* [Saved entries]
= = = = =

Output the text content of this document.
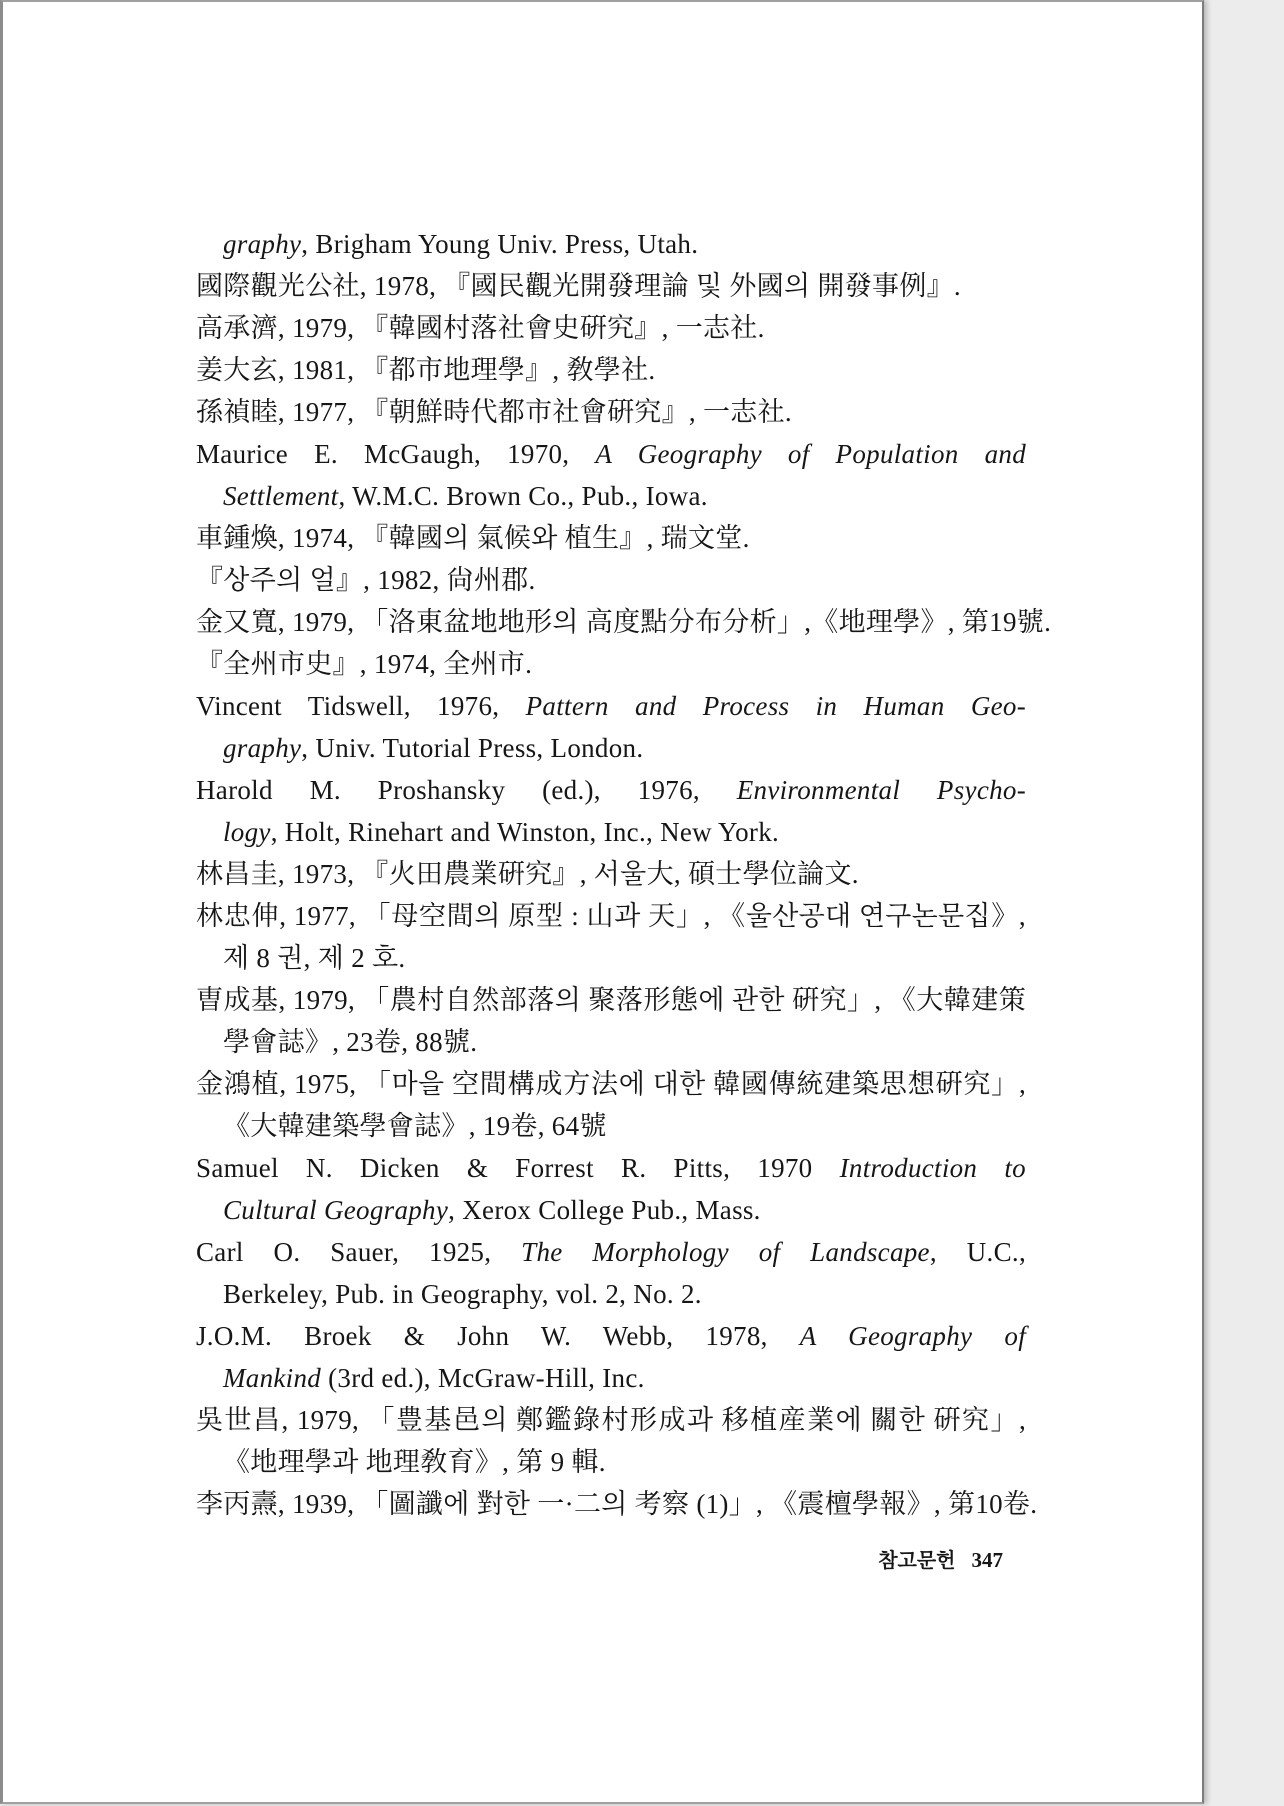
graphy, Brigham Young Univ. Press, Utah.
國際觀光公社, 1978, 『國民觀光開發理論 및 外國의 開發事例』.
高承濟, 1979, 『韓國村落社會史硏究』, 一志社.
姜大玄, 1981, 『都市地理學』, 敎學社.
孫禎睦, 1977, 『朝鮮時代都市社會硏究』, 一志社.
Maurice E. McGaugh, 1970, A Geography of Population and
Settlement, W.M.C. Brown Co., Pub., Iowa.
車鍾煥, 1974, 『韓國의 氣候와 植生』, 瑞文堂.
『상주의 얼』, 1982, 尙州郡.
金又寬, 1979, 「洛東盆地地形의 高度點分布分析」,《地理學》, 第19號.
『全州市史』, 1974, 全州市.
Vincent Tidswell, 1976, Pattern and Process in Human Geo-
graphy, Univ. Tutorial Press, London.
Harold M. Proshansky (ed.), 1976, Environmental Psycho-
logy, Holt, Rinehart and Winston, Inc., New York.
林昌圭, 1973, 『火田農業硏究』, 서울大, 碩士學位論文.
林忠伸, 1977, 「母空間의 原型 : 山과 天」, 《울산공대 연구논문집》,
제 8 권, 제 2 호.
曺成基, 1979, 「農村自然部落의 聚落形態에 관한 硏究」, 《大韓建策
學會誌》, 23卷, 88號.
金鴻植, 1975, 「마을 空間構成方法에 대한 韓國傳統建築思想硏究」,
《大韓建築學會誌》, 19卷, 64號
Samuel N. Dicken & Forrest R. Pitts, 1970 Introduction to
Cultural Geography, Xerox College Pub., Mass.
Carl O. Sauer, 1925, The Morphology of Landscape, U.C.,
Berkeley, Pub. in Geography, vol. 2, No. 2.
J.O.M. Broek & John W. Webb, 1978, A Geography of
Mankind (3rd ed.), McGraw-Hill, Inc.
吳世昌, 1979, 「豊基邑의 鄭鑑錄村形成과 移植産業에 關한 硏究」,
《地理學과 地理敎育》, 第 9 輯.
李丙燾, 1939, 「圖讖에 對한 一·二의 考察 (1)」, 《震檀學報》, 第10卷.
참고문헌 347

= = = = =

* [GIVEN REQUEST] In the listing, find each line with the string "Univ" and copy it.

* [EXERCISE RESULT]
graphy, Brigham Young Univ. Press, Utah.
graphy, Univ. Tutorial Press, London.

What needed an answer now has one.